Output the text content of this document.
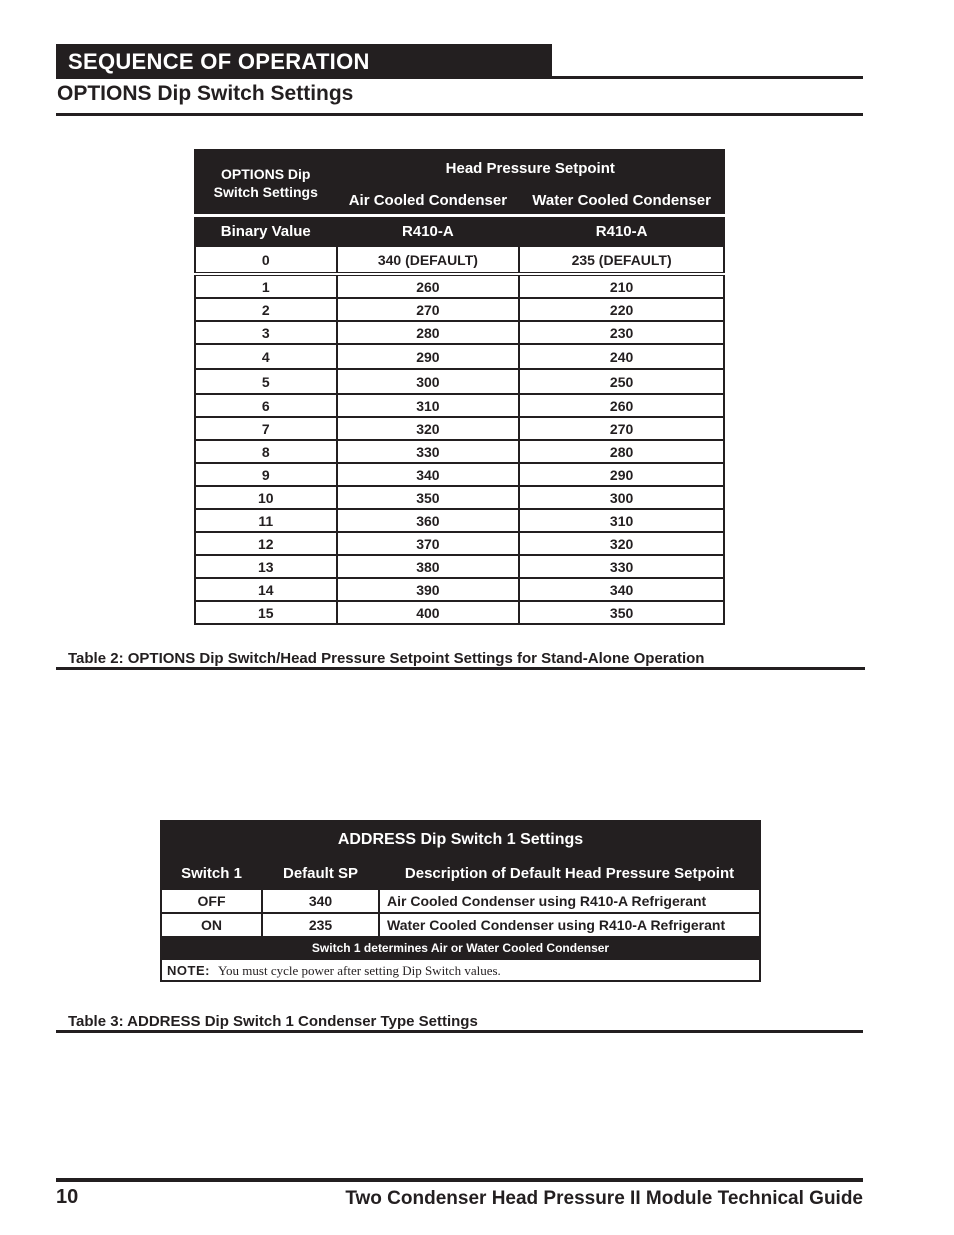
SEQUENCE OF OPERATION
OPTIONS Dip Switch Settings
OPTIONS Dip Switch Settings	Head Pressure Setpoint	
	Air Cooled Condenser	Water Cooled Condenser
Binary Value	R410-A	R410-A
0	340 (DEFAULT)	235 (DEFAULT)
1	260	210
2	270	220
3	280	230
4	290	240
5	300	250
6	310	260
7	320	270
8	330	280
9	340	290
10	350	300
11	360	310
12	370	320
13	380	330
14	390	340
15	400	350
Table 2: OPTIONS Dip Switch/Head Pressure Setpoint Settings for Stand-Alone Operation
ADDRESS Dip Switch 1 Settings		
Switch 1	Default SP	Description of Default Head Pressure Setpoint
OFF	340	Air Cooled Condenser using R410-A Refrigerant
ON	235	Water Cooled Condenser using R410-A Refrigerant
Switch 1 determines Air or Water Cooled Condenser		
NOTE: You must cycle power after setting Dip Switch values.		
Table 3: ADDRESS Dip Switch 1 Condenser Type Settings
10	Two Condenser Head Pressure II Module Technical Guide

════════

EXERCISE REQUIREMENTS: Omit any images, then output the listing exactly.

ANSWER BELOW:
Output the text content of this document.
SEQUENCE OF OPERATION
OPTIONS Dip Switch Settings
OPTIONS Dip Switch Settings	Head Pressure Setpoint	
	Air Cooled Condenser	Water Cooled Condenser
Binary Value	R410-A	R410-A
0	340 (DEFAULT)	235 (DEFAULT)
1	260	210
2	270	220
3	280	230
4	290	240
5	300	250
6	310	260
7	320	270
8	330	280
9	340	290
10	350	300
11	360	310
12	370	320
13	380	330
14	390	340
15	400	350
Table 2: OPTIONS Dip Switch/Head Pressure Setpoint Settings for Stand-Alone Operation
ADDRESS Dip Switch 1 Settings		
Switch 1	Default SP	Description of Default Head Pressure Setpoint
OFF	340	Air Cooled Condenser using R410-A Refrigerant
ON	235	Water Cooled Condenser using R410-A Refrigerant
Switch 1 determines Air or Water Cooled Condenser		
NOTE: You must cycle power after setting Dip Switch values.		
Table 3: ADDRESS Dip Switch 1 Condenser Type Settings
10	Two Condenser Head Pressure II Module Technical Guide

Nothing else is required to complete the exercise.